Text excerpt:
=-=-=

Merge pull request #270 from wouterpeere/create_dense_borefield

Create dense borefield function

CHANGELOG.md

@@ -2,6 +2,10 @@
 
 ## Version 2.3 (in development)
 
+### New features
+
+* [Issue 276](https://github.com/MassimoCimmino/pygfunction/issues/276) - Added functions to the `boreholes` module for the generation of rectangular fields in a staggered configuration.
+
 ### Bug fixes
 
 * [Issue 274](https://github.com/MassimoCimmino/pygfunction/issues/274) - Fixed scalar assignment from ndim-1 array. It is deprecated as of `numpy` version `1.25`. Only ndim-0 arrays can be treated as scalars.

examples/regular_bore_field.py

@@ -2,6 +2,8 @@
 """ Example of definition of a bore field using pre-defined configurations.
 
 """
+import matplotlib.pyplot as plt
+
 import pygfunction as gt
 
 
@@ -29,6 +31,14 @@ def main():
     # Rectangular field of 4 x 3 boreholes
     rectangularField = gt.boreholes.rectangle_field(N_1, N_2, B, B, H, D, r_b)
 
+    # Rectangular field triangular field of 4 x 3 borehole rows
+    staggeredRectangularField = gt.boreholes.staggered_rectangle_field(
+        N_1, N_2, B, B, H, D, r_b, False)
+
+    # Dense field triangular field of 4 x 3 borehole rows
+    denseRectangularField = gt.boreholes.dense_rectangle_field(
+        N_1, N_2, B, H, D, r_b, False)
+
     # Box-shaped field of 4 x 3 boreholes
     boxField = gt.boreholes.box_shaped_field(N_1, N_2, B, B, H, D, r_b)
 
@@ -44,8 +54,11 @@ def main():
     # -------------------------------------------------------------------------
     # Draw bore fields
     # -------------------------------------------------------------------------
-    for field in [rectangularField, boxField, UField, LField, circleField]:
+    for field in [
+            rectangularField, staggeredRectangularField, denseRectangularField,
+            boxField, UField, LField, circleField]:
         gt.boreholes.visualize_field(field)

=-=-=

Objective 1: Write out the passage of the diff that begins with the words containing "examples/regular_bore_field.py" and ends with "gt.boreholes.rectangle_field(N_1, N_2, B, B, H, D, r_b)", copying it word for word.

(Labeled region entries)
=-=-=

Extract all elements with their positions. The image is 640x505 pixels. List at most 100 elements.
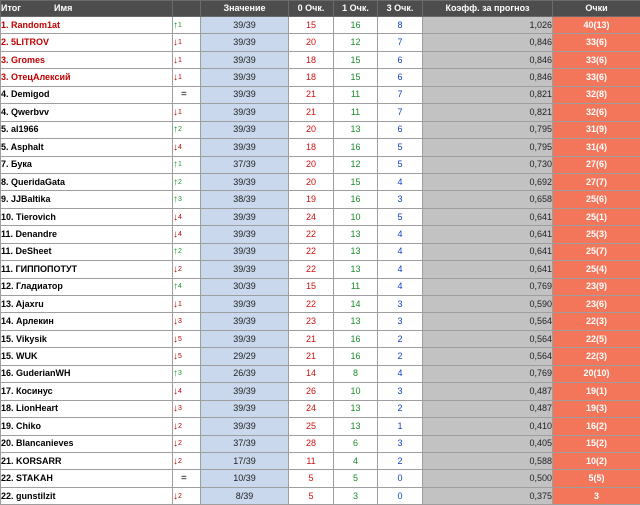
player-name[interactable]: 10. Tierovich	[1, 208, 173, 225]
rank-change: 2	[173, 173, 201, 190]
table-row[interactable]: 15. WUK529/29211620,56422(3)	[1, 348, 640, 365]
table-row[interactable]: 4. Qwerbvv139/39211170,82132(6)	[1, 104, 640, 121]
table-row[interactable]: 21. KORSARR217/3911420,58810(2)	[1, 452, 640, 469]
player-name[interactable]: 3. ОтецАлексий	[1, 69, 173, 86]
header-o3[interactable]: 3 Очк.	[378, 1, 423, 17]
rank-change-count: 1	[178, 22, 182, 29]
player-name[interactable]: 22. STAKAH	[1, 470, 173, 487]
header-value[interactable]: Значение	[201, 1, 289, 17]
player-name[interactable]: 13. Ajaxru	[1, 296, 173, 313]
table-row[interactable]: 1. Random1at139/39151681,02640(13)	[1, 17, 640, 34]
table-row[interactable]: 3. Gromes139/39181560,84633(6)	[1, 51, 640, 68]
player-name[interactable]: 21. KORSARR	[1, 452, 173, 469]
arrow-up-icon: 2	[173, 246, 182, 256]
coefficient-cell: 0,405	[423, 435, 553, 452]
rank-change-count: 1	[178, 57, 182, 64]
value-cell: 39/39	[201, 121, 289, 138]
table-row[interactable]: 20. Blancanieves237/3928630,40515(2)	[1, 435, 640, 452]
table-row[interactable]: 17. Косинус439/39261030,48719(1)	[1, 383, 640, 400]
table-row[interactable]: 15. Vikysik539/39211620,56422(5)	[1, 330, 640, 347]
equal-icon	[173, 473, 187, 483]
rank-change-count: 4	[178, 231, 182, 238]
rank-change	[173, 86, 201, 103]
player-name[interactable]: 15. Vikysik	[1, 330, 173, 347]
three-points-cell: 3	[378, 313, 423, 330]
rank-change-count: 4	[178, 283, 182, 290]
table-row[interactable]: 18. LionHeart339/39241320,48719(3)	[1, 400, 640, 417]
header-rank-name[interactable]: Итог Имя	[1, 1, 173, 17]
player-name[interactable]: 15. WUK	[1, 348, 173, 365]
points-cell: 33(6)	[553, 51, 640, 68]
one-point-cell: 13	[334, 313, 378, 330]
points-cell: 33(6)	[553, 69, 640, 86]
rank-change	[173, 470, 201, 487]
table-row[interactable]: 9. JJBaltika338/39191630,65825(6)	[1, 191, 640, 208]
value-cell: 37/39	[201, 156, 289, 173]
player-name[interactable]: 22. gunstilzit	[1, 487, 173, 504]
table-row[interactable]: 2. 5LITROV139/39201270,84633(6)	[1, 34, 640, 51]
table-row[interactable]: 16. GuderianWH326/3914840,76920(10)	[1, 365, 640, 382]
table-row[interactable]: 3. ОтецАлексий139/39181560,84633(6)	[1, 69, 640, 86]
value-cell: 39/39	[201, 243, 289, 260]
arrow-down-icon: 1	[173, 37, 182, 47]
table-row[interactable]: 11. DeSheet239/39221340,64125(7)	[1, 243, 640, 260]
player-name[interactable]: 8. QueridaGata	[1, 173, 173, 190]
player-name[interactable]: 5. al1966	[1, 121, 173, 138]
player-name[interactable]: 7. Бука	[1, 156, 173, 173]
table-row[interactable]: 4. Demigod39/39211170,82132(8)	[1, 86, 640, 103]
header-o0[interactable]: 0 Очк.	[289, 1, 334, 17]
coefficient-cell: 0,692	[423, 173, 553, 190]
header-coef[interactable]: Коэфф. за прогноз	[423, 1, 553, 17]
player-name[interactable]: 16. GuderianWH	[1, 365, 173, 382]
player-name[interactable]: 18. LionHeart	[1, 400, 173, 417]
header-o1[interactable]: 1 Очк.	[334, 1, 378, 17]
rank-change: 2	[173, 487, 201, 504]
player-name[interactable]: 5. Asphalt	[1, 139, 173, 156]
table-row[interactable]: 22. STAKAH10/395500,5005(5)	[1, 470, 640, 487]
zero-points-cell: 18	[289, 51, 334, 68]
player-name[interactable]: 3. Gromes	[1, 51, 173, 68]
table-row[interactable]: 10. Tierovich439/39241050,64125(1)	[1, 208, 640, 225]
table-row[interactable]: 13. Ajaxru139/39221430,59023(6)	[1, 296, 640, 313]
table-row[interactable]: 7. Бука137/39201250,73027(6)	[1, 156, 640, 173]
rank-change-count: 2	[178, 423, 182, 430]
player-name[interactable]: 9. JJBaltika	[1, 191, 173, 208]
three-points-cell: 5	[378, 139, 423, 156]
zero-points-cell: 11	[289, 452, 334, 469]
player-name[interactable]: 1. Random1at	[1, 17, 173, 34]
table-row[interactable]: 5. al1966239/39201360,79531(9)	[1, 121, 640, 138]
player-name[interactable]: 4. Demigod	[1, 86, 173, 103]
table-row[interactable]: 11. ГИППОПОТУТ239/39221340,64125(4)	[1, 261, 640, 278]
one-point-cell: 13	[334, 400, 378, 417]
table-row[interactable]: 14. Арлекин339/39231330,56422(3)	[1, 313, 640, 330]
player-name[interactable]: 20. Blancanieves	[1, 435, 173, 452]
table-row[interactable]: 19. Chiko239/39251310,41016(2)	[1, 418, 640, 435]
one-point-cell: 4	[334, 452, 378, 469]
three-points-cell: 2	[378, 330, 423, 347]
standings-table: Итог Имя Значение 0 Очк. 1 Очк. 3 Очк. К…	[0, 0, 640, 505]
table-row[interactable]: 5. Asphalt439/39181650,79531(4)	[1, 139, 640, 156]
player-name[interactable]: 4. Qwerbvv	[1, 104, 173, 121]
coefficient-cell: 0,564	[423, 330, 553, 347]
table-row[interactable]: 22. gunstilzit28/395300,3753	[1, 487, 640, 504]
player-name[interactable]: 17. Косинус	[1, 383, 173, 400]
table-row[interactable]: 11. Denandre439/39221340,64125(3)	[1, 226, 640, 243]
three-points-cell: 6	[378, 69, 423, 86]
one-point-cell: 16	[334, 348, 378, 365]
table-row[interactable]: 8. QueridaGata239/39201540,69227(7)	[1, 173, 640, 190]
player-name[interactable]: 11. ГИППОПОТУТ	[1, 261, 173, 278]
rank-change: 4	[173, 139, 201, 156]
arrow-down-icon: 4	[173, 142, 182, 152]
player-name[interactable]: 19. Chiko	[1, 418, 173, 435]
player-name[interactable]: 12. Гладиатор	[1, 278, 173, 295]
zero-points-cell: 25	[289, 418, 334, 435]
player-name[interactable]: 11. DeSheet	[1, 243, 173, 260]
rank-change-count: 2	[178, 440, 182, 447]
value-cell: 39/39	[201, 418, 289, 435]
player-name[interactable]: 11. Denandre	[1, 226, 173, 243]
table-row[interactable]: 12. Гладиатор430/39151140,76923(9)	[1, 278, 640, 295]
player-name[interactable]: 2. 5LITROV	[1, 34, 173, 51]
header-points[interactable]: Очки	[553, 1, 640, 17]
zero-points-cell: 15	[289, 17, 334, 34]
player-name[interactable]: 14. Арлекин	[1, 313, 173, 330]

=-=-=

Objective 2: From the entries, pull out the lines starting at the one containing "208, 173, 225]" and ending at the one containing "22, 182, 29]", both included, and reproduce them unchanged.

Output 1:
examples/regular_bore_field.py

@@ -2,6 +2,8 @@
 """ Example of definition of a bore field using pre-defined configurations.
 
 """
+import matplotlib.pyplot as plt
+
 import pygfunction as gt
 
 
@@ -29,6 +31,14 @@ def main():
     # Rectangular field of 4 x 3 boreholes
     rectangularField = gt.boreholes.rectangle_field(N_1, N_2, B, B, H, D, r_b)

Output 2:
player-name[interactable]: 10. Tierovich	[1, 208, 173, 225]
rank-change: 2	[173, 173, 201, 190]
table-row[interactable]: 15. WUK529/29211620,56422(3)	[1, 348, 640, 365]
table-row[interactable]: 4. Qwerbvv139/39211170,82132(6)	[1, 104, 640, 121]
table-row[interactable]: 21. KORSARR217/3911420,58810(2)	[1, 452, 640, 469]
player-name[interactable]: 3. ОтецАлексий	[1, 69, 173, 86]
header-o3[interactable]: 3 Очк.	[378, 1, 423, 17]
rank-change-count: 1	[178, 22, 182, 29]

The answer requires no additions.